» **Sayfa Alıntısı**
5434 sayılı Kanun’un 102. maddesi ve 2829 sayılı Kanun’un 5. maddesinde yer alan bu düzenlemeler uyarınca, ölüm tarihinde Emekli Sandığıyla ilgisi bulunmayanların (iştirakçi olmayanların) veya diğer sosyal güvenlik kuruluşlarına tabi olmayanların, tasfiye edilmiş hizmetlerinin, dul ve yetimleri tarafından ihya edilebilmesine imkan bulunmadığı açıktır.
Öte yandan, 5434 sayılı Kanun’un 66. maddesinde, 10 yıl ve daha fazla fiili hizmet süresi olan Sandık iştirakçilerinin vefatı halinde, dul ve yetimlerine aylık bağlanacağı öngörülmüş iken; 5510 sayılı Kanun’un 32. maddesi ve Geçici 4. maddesinin ondördüncü fıkrasıyla getirilen düzenlemelerle, dul ve yetim aylığı bağlanması için gerekli olan fiili hizmet süresi 10 yıldan 5 yıla düşürülmüştür.

» **Verilen Problem 1**
Kayıtların en başından "Text: C: C (86, 133, 95, 146)" ifadesinin geçtiği satıra kadar uzanan her şeyi, iki uç dahil, aynen tekrarlayınız.

» **Saklanan Kayıtlar**
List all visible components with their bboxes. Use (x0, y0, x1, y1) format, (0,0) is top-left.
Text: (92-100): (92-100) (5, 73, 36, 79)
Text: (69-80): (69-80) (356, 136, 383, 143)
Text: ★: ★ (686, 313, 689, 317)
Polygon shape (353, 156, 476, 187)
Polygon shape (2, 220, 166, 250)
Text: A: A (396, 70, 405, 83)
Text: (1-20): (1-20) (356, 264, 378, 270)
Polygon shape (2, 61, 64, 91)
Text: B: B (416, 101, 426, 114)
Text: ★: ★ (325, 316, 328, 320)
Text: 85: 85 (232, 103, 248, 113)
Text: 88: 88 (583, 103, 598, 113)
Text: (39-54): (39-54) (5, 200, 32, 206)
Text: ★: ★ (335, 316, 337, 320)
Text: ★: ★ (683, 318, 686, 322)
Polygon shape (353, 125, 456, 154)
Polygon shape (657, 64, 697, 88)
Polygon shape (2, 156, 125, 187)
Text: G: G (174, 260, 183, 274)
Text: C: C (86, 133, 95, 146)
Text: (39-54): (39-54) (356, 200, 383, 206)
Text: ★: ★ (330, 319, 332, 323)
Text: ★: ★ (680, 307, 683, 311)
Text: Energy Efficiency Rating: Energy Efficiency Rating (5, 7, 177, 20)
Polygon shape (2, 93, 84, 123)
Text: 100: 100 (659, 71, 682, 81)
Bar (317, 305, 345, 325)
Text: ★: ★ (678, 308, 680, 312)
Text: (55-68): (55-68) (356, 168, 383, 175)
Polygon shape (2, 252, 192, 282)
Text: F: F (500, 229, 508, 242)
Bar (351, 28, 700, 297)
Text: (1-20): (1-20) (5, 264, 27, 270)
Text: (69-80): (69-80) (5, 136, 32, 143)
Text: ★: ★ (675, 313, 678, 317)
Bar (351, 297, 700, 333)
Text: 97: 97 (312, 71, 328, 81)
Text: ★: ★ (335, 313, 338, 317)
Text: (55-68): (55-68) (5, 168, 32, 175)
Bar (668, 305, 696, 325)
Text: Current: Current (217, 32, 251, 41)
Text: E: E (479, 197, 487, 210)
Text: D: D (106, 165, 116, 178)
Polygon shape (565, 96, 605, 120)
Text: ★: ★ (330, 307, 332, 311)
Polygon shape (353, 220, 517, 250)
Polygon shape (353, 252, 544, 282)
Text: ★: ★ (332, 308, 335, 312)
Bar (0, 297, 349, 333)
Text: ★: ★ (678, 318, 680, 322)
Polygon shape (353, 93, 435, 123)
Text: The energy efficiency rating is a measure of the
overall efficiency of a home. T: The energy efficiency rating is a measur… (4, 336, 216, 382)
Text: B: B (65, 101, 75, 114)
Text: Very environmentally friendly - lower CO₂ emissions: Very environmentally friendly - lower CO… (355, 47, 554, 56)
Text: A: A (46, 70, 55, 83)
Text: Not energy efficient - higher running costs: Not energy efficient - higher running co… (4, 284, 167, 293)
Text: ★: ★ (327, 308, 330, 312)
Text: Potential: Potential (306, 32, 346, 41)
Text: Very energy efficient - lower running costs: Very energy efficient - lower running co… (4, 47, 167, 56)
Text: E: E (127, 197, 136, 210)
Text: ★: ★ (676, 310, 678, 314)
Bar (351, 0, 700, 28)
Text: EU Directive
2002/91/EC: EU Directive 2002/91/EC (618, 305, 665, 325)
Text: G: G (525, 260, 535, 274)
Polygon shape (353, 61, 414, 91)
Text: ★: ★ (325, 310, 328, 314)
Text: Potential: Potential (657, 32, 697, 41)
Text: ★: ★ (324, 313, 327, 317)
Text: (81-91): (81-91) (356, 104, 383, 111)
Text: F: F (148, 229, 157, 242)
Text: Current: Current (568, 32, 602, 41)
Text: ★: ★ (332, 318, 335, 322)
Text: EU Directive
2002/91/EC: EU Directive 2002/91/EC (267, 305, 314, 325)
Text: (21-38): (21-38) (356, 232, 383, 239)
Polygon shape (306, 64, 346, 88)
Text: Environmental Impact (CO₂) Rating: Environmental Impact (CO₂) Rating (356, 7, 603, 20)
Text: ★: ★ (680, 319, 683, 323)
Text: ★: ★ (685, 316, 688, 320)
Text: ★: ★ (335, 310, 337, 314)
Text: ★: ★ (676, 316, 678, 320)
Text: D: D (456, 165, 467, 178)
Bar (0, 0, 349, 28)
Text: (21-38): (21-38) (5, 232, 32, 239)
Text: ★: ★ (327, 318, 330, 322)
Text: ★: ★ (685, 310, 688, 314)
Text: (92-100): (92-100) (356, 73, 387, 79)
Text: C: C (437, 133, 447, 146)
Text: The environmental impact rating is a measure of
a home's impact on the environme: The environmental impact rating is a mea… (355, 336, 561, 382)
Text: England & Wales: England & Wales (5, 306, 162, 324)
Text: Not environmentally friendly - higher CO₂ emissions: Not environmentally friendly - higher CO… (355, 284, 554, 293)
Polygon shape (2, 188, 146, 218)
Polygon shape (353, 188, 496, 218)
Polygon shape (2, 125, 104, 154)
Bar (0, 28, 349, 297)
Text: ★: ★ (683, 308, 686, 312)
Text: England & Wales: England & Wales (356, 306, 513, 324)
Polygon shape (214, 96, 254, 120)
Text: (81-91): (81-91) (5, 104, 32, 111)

» **Verilen Problem 2**
Sayfa alıntısında "Öte yandan, 5434" sözcüklerinden "5 yıla düşürülmüştür." sözcüklerine kadar uzanan her şeyi, iki uç dahil, aynen yeniden yazınız.

» **Yazılı Yanıt 1**
List all visible components with their bboxes. Use (x0, y0, x1, y1) format, (0,0) is top-left.
Text: (92-100): (92-100) (5, 73, 36, 79)
Text: (69-80): (69-80) (356, 136, 383, 143)
Text: ★: ★ (686, 313, 689, 317)
Polygon shape (353, 156, 476, 187)
Polygon shape (2, 220, 166, 250)
Text: A: A (396, 70, 405, 83)
Text: (1-20): (1-20) (356, 264, 378, 270)
Polygon shape (2, 61, 64, 91)
Text: B: B (416, 101, 426, 114)
Text: ★: ★ (325, 316, 328, 320)
Text: 85: 85 (232, 103, 248, 113)
Text: 88: 88 (583, 103, 598, 113)
Text: (39-54): (39-54) (5, 200, 32, 206)
Text: ★: ★ (335, 316, 337, 320)
Text: ★: ★ (683, 318, 686, 322)
Polygon shape (353, 125, 456, 154)
Polygon shape (657, 64, 697, 88)
Polygon shape (2, 156, 125, 187)
Text: G: G (174, 260, 183, 274)
Text: C: C (86, 133, 95, 146)

» **Yazılı Yanıt 2**
Öte yandan, 5434 sayılı Kanun’un 66. maddesinde, 10 yıl ve daha fazla fiili hizmet süresi olan Sandık iştirakçilerinin vefatı halinde, dul ve yetimlerine aylık bağlanacağı öngörülmüş iken; 5510 sayılı Kanun’un 32. maddesi ve Geçici 4. maddesinin ondördüncü fıkrasıyla getirilen düzenlemelerle, dul ve yetim aylığı bağlanması için gerekli olan fiili hizmet süresi 10 yıldan 5 yıla düşürülmüştür.